Bug#143111: [OpenAFS-devel] Testing GNU findutils on AFS.... please!

James Youngman jay@gnu.org
Thu, 20 Mar 2008 00:06:53 +0000


On Wed, Mar 19, 2008 at 8:20 PM, Jeffrey Hutzelman <jhutz@cmu.edu> wrote:

>  > If you are in a mood to test things though, is oldfind's -noleaf
>  > option needed to correctly search AFS filesystems?  (without it, find
>  > assumes that directories with a link count of 2 have no
>  > subdirectories).
>
>  Without testing, yes, it is needed at least some of the time.  That
>  assumption is not valid in AFS, and neither is the assumption that when you
>  run out of link count you've run out of subdirectories.  The problem here
>  is that AFS files can be one of four kinds - files, directories, symlinks,
>  and mount points.  A mount point is a reference to the root of another
>  volume by name or volume ID.  Mount points look to clients like
>  directories, but are not counted in the containing directory's link count,
>  since they do not in fact contain a link to that directory.

This property is normally honoured by Unix (file-) systems because
filesystems can only be mounted on subdirectories in any case.  Here's
an example:

orbital:/mnt/test# stat .
  File: `.'
  Size: 1024            Blocks: 2          IO Block: 1024   directory
Device: 302h/770d       Inode: 100421      Links: 2
Access: (0755/drwxr-xr-x)  Uid: (    0/    root)   Gid: (    0/    root)

## PARTS OF THE EXERCISE
**A.** According to the message about find on AFS, what four kinds can AFS files be?
**B.** Rewrite the paragraph of the message about find on AFS that begins "Without testing, yes" as a short bulleted list that keeps its main facts.
**C.** Extend the message about find on AFS from the point where it stops.

## EXCERPTED RECORDS
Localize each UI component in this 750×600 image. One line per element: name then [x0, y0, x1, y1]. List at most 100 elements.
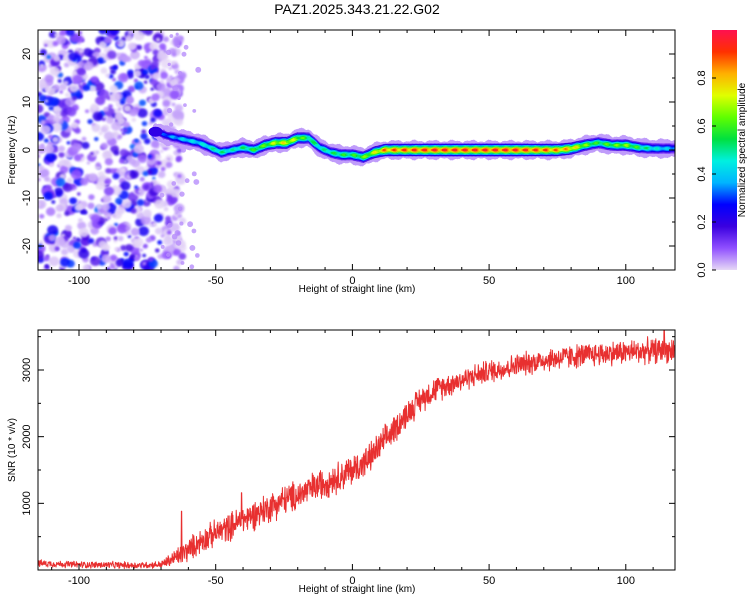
noise-blob	[109, 263, 116, 270]
colorbar-tick-label: 0.6	[696, 118, 708, 133]
x-tick-label: -50	[208, 575, 224, 587]
noise-blob	[55, 204, 64, 212]
noise-blob	[83, 210, 88, 215]
noise-blob	[109, 30, 120, 36]
noise-blob	[175, 174, 187, 185]
noise-blob	[140, 215, 152, 226]
noise-blob	[99, 175, 106, 181]
noise-blob	[101, 254, 111, 264]
noise-blob	[134, 185, 139, 189]
noise-blob	[176, 44, 180, 48]
noise-blob	[58, 145, 65, 152]
noise-blob	[43, 191, 53, 201]
noise-blob	[66, 245, 76, 253]
noise-blob	[38, 177, 41, 182]
noise-blob	[183, 103, 187, 107]
noise-blob	[48, 106, 54, 111]
noise-blob	[126, 72, 134, 79]
noise-blob	[129, 170, 139, 179]
noise-blob	[84, 109, 90, 114]
noise-blob	[180, 260, 185, 265]
noise-blob	[38, 165, 45, 171]
noise-blob	[155, 37, 161, 42]
noise-blob	[115, 52, 121, 58]
noise-blob	[95, 203, 103, 210]
noise-blob	[162, 36, 170, 43]
noise-blob	[63, 80, 69, 86]
noise-blob	[78, 248, 90, 259]
noise-blob	[134, 81, 144, 90]
noise-blob	[152, 176, 156, 180]
noise-blob	[76, 67, 86, 76]
noise-blob	[157, 240, 163, 245]
noise-blob	[169, 90, 180, 100]
noise-blob	[179, 221, 184, 226]
noise-blob	[98, 30, 107, 35]
noise-blob	[60, 110, 68, 118]
x-tick-label: 50	[483, 275, 495, 287]
noise-blob	[183, 44, 189, 50]
noise-blob	[152, 222, 158, 227]
noise-blob	[103, 106, 109, 112]
noise-blob	[177, 214, 183, 219]
x-tick-label: 100	[617, 575, 635, 587]
noise-blob	[49, 163, 54, 167]
noise-blob	[38, 202, 41, 207]
noise-blob	[104, 179, 110, 185]
noise-blob	[116, 41, 120, 45]
noise-blob	[69, 83, 79, 93]
noise-blob	[114, 112, 123, 120]
noise-blob	[141, 129, 147, 134]
noise-blob	[112, 213, 117, 218]
noise-blob	[174, 117, 184, 126]
noise-blob	[136, 44, 143, 50]
noise-blob	[82, 264, 91, 270]
noise-blob	[95, 162, 101, 168]
noise-blob	[88, 194, 95, 201]
noise-blob	[133, 70, 142, 78]
noise-blob	[66, 107, 77, 117]
noise-blob	[162, 99, 171, 108]
noise-blob	[163, 206, 169, 212]
noise-blob	[140, 132, 148, 140]
noise-blob	[47, 134, 54, 140]
noise-blob	[65, 30, 75, 37]
noise-blob	[43, 176, 51, 182]
noise-blob	[74, 203, 83, 212]
noise-blob	[87, 238, 95, 244]
noise-blob	[111, 65, 118, 71]
noise-blob	[70, 169, 82, 180]
noise-blob	[47, 225, 59, 236]
colorbar: 0.0 0.2 0.4 0.6 0.8 Normalized spectral ampl…	[696, 30, 748, 278]
noise-blob	[79, 177, 89, 186]
snr-y-label: SNR (10 * v/v)	[7, 418, 18, 482]
noise-blob	[117, 73, 129, 83]
noise-blob	[39, 63, 45, 68]
noise-blob	[77, 30, 83, 36]
noise-blob	[92, 51, 100, 59]
x-tick-label: 50	[483, 575, 495, 587]
noise-blob	[169, 34, 174, 38]
noise-blob	[177, 206, 183, 212]
noise-blob	[38, 154, 41, 158]
noise-blob	[165, 161, 173, 168]
noise-blob	[56, 35, 67, 45]
noise-blob	[128, 108, 139, 117]
noise-blob	[195, 66, 202, 73]
noise-blob	[123, 251, 129, 257]
y-tick-label: 2000	[21, 424, 33, 448]
noise-blob	[60, 248, 69, 256]
noise-blob	[100, 126, 108, 133]
noise-blob	[184, 178, 190, 184]
noise-blob	[175, 32, 179, 36]
colorbar-axis: 0.0 0.2 0.4 0.6 0.8	[696, 70, 716, 278]
snr-x-label: Height of straight line (km)	[299, 584, 416, 595]
noise-blob	[103, 186, 115, 196]
noise-blob	[59, 165, 69, 174]
noise-blob	[142, 243, 148, 249]
noise-blob	[158, 43, 167, 50]
noise-blob	[148, 154, 153, 159]
noise-blob	[138, 226, 150, 237]
noise-blob	[160, 244, 165, 249]
noise-blob	[134, 256, 140, 262]
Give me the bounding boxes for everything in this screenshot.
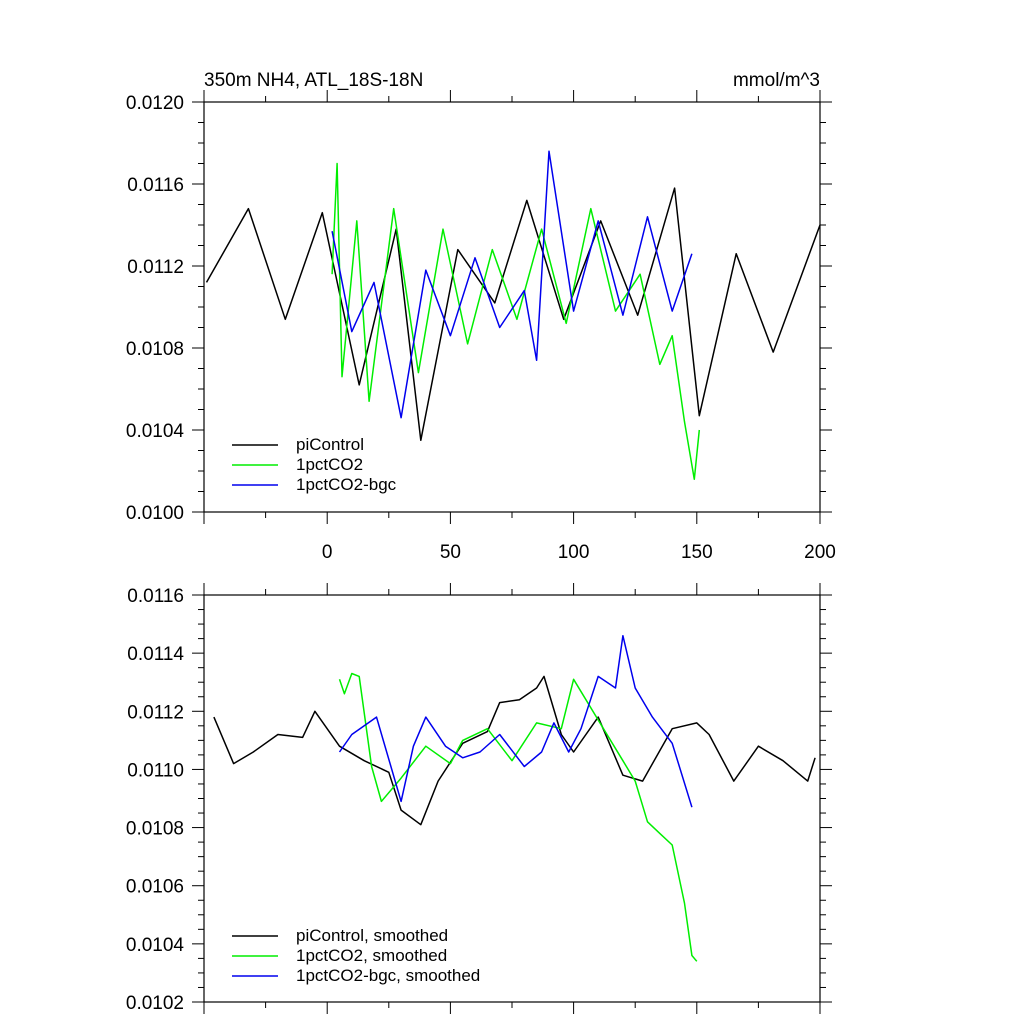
top-series-line-picontrol — [205, 187, 821, 442]
top-x-tick-label: 0 — [322, 542, 333, 563]
top-series-line-1pctco2 — [331, 162, 701, 480]
bottom-series-line-1pctco2-smoothed — [338, 672, 698, 962]
bottom-chart-frame — [203, 594, 821, 1003]
top-y-tick-label: 0.0112 — [127, 257, 184, 278]
bottom-y-tick-label: 0.0116 — [127, 586, 184, 607]
top-y-tick-label: 0.0116 — [127, 175, 184, 196]
bottom-y-tick-label: 0.0102 — [126, 993, 184, 1014]
top-y-tick-label: 0.0100 — [126, 503, 184, 524]
top-x-tick-label: 200 — [804, 542, 836, 563]
top-chart-frame — [203, 101, 821, 513]
bottom-y-tick-label: 0.0108 — [126, 819, 184, 840]
bottom-y-tick-label: 0.0114 — [127, 644, 184, 665]
bottom-legend-label: 1pctCO2-bgc, smoothed — [296, 966, 480, 985]
top-x-tick-label: 50 — [440, 542, 461, 563]
bottom-legend-label: piControl, smoothed — [296, 926, 448, 945]
top-legend-label: piControl — [296, 435, 364, 454]
bottom-y-tick-label: 0.0106 — [126, 877, 184, 898]
bottom-series-line-1pctco2-bgc-smoothed — [338, 634, 693, 808]
bottom-y-tick-label: 0.0112 — [127, 702, 184, 723]
bottom-chart-panel: 0.0102 0.0104 0.0106 0.0108 0.0110 0.0112 0.01… — [126, 583, 832, 1014]
bottom-series-line-picontrol-smoothed — [213, 675, 816, 826]
top-y-tick-label: 0.0104 — [126, 421, 185, 442]
bottom-legend-label: 1pctCO2, smoothed — [296, 946, 447, 965]
top-x-tick-label: 100 — [558, 542, 590, 563]
bottom-y-tick-label: 0.0110 — [127, 760, 184, 781]
bottom-chart-marks: 0.0102 0.0104 0.0106 0.0108 0.0110 0.0112 0.01… — [126, 583, 832, 1014]
top-chart-title: 350m NH4, ATL_18S-18N — [204, 70, 423, 91]
top-legend-label: 1pctCO2-bgc — [296, 475, 397, 494]
top-y-tick-label: 0.0108 — [126, 339, 184, 360]
top-chart-units: mmol/m^3 — [733, 70, 820, 91]
bottom-y-tick-label: 0.0104 — [126, 935, 185, 956]
top-series-line-1pctco2-bgc — [331, 150, 693, 419]
top-chart-panel: 350m NH4, ATL_18S-18N mmol/m^3 0.01000.0… — [126, 70, 836, 563]
top-y-tick-label: 0.0120 — [126, 93, 184, 114]
top-x-tick-label: 150 — [681, 542, 713, 563]
top-chart-marks: 0.0100 0.0104 0.0108 0.0112 0.0116 0.0120 0 50 1… — [126, 90, 836, 563]
top-legend-label: 1pctCO2 — [296, 455, 363, 474]
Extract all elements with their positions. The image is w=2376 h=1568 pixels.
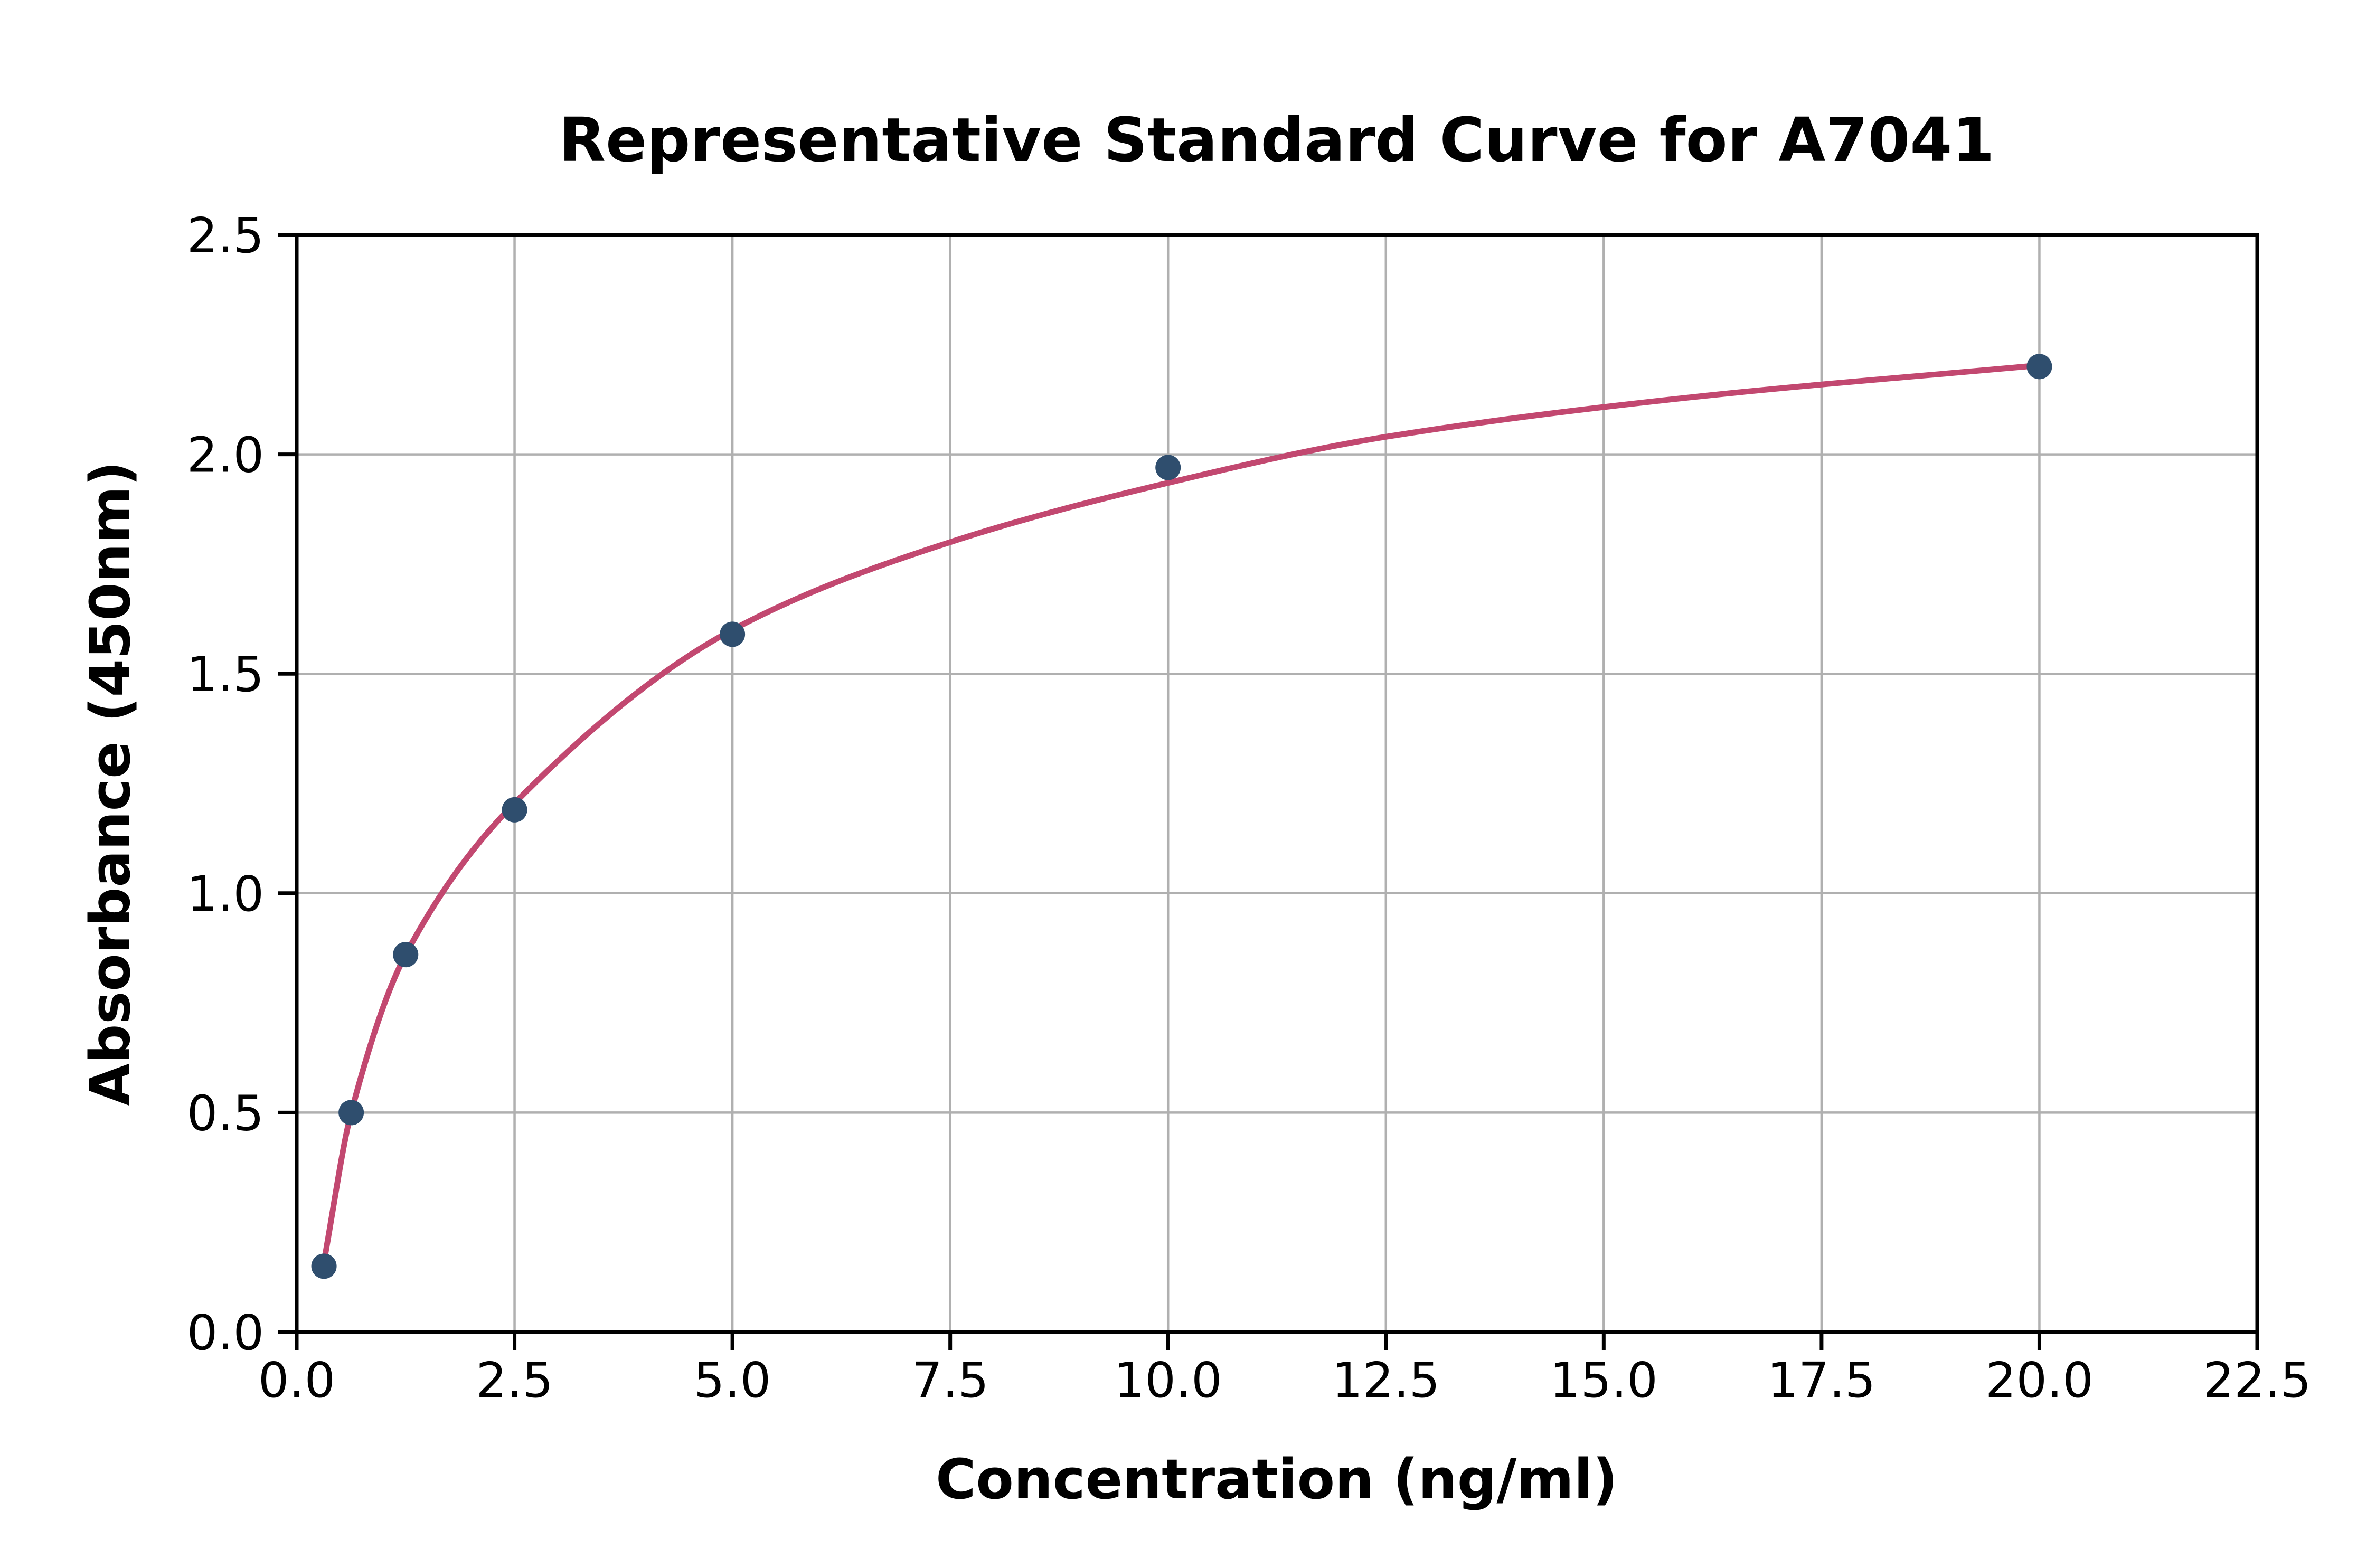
x-axis-label: Concentration (ng/ml) — [936, 1447, 1618, 1512]
data-point — [502, 797, 527, 823]
x-tick-label: 17.5 — [1767, 1352, 1875, 1409]
x-tick-label: 2.5 — [476, 1352, 553, 1409]
x-tick-label: 22.5 — [2203, 1352, 2312, 1409]
data-point — [2026, 354, 2052, 380]
y-tick-label: 1.0 — [187, 866, 264, 922]
x-tick-label: 7.5 — [912, 1352, 989, 1409]
chart-title: Representative Standard Curve for A7041 — [559, 105, 1995, 176]
plot-border — [295, 233, 2259, 1334]
x-tick-label: 15.0 — [1550, 1352, 1658, 1409]
y-tick-label: 0.5 — [187, 1085, 264, 1141]
data-point — [338, 1100, 364, 1126]
y-axis-label: Absorbance (450nm) — [78, 461, 143, 1106]
fitted-curve-line — [321, 362, 2042, 1265]
data-point — [1155, 455, 1181, 480]
x-tick-label: 5.0 — [694, 1352, 771, 1409]
data-point — [720, 621, 746, 647]
y-axis-tick-labels: 0.0 0.5 1.0 1.5 2.0 2.5 — [187, 207, 264, 1361]
y-tick-label: 2.0 — [187, 427, 264, 484]
x-tick-label: 12.5 — [1332, 1352, 1440, 1409]
tick-marks — [278, 233, 2259, 1350]
y-tick-label: 2.5 — [187, 207, 264, 264]
y-tick-label: 1.5 — [187, 646, 264, 703]
fit-curve-path — [321, 362, 2042, 1265]
x-tick-label: 10.0 — [1114, 1352, 1222, 1409]
data-points — [311, 354, 2052, 1279]
x-axis-tick-labels: 0.0 2.5 5.0 7.5 10.0 12.5 15.0 17.5 20.0 22.5 — [258, 1352, 2312, 1409]
data-point — [393, 942, 419, 968]
x-tick-label: 20.0 — [1985, 1352, 2094, 1409]
data-point — [311, 1253, 337, 1279]
y-tick-label: 0.0 — [187, 1305, 264, 1361]
x-tick-label: 0.0 — [258, 1352, 335, 1409]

## RESULTS BY TASK
**A.** Files, directories, symlinks, and mount points.

**B.**
- The -noleaf option is needed at least some of the time, although this was not tested.
- In AFS, a directory with a link count of 2 can still have subdirectories.
- In AFS, running out of link count does not mean running out of subdirectories.
- AFS files can be files, directories, symlinks, or mount points.
- A mount point refers to the root of another volume by name or volume ID.
- Clients see mount points as directories, but they are not counted in the containing directory's link count because they do not contain a link to that directory.

**C.**
Access: 2008-03-19 23:35:45.000000000 +0000
Modify: 2008-03-19 23:35:45.000000000 +0000
Change: 2008-03-19 23:35:45.000000000 +0000
orbital:/mnt/test# mkdir /mnt/test/1; mount /dev/scratch/test1 /mnt/test/1
orbital:/mnt/test# stat .
  File: `.'
  Size: 1024            Blocks: 2          IO Block: 1024   directory
Device: 302h/770d       Inode: 100421      Links: 3
Access: (0755/drwxr-xr-x)  Uid: (    0/    root)   Gid: (    0/    root)
Access: 2008-03-19 23:35:45.000000000 +0000
Modify: 2008-03-19 23:37:11.000000000 +0000
Change: 2008-03-19 23:37:11.000000000 +0000
orbital:/mnt/test# umount /mnt/test/1
orbital:/mnt/test# stat . | grep LInks
orbital:/mnt/test# stat . | grep Links
Device: 302h/770d       Inode: 100421      Links: 3
orbital:/mnt/test#

So here you see that with /mnt/test/1 mounted, the link count of
/mnt/test is 3.   However, this link count is at 3 because with
/mnt/test/1 UNmounted, there is still a directory /mnt/test/1 (i.e.
the mount point) and its ".." entry contributes 1 toward the link
count of /mnt/test.

>  So, to a program like find, there are effectively two kinds of
>  subdirectories -- those that are included in the link count and those that
>  are not.

That's not generally true for the reason illustrated above, but I'll
assume your statement was about AFS specifically.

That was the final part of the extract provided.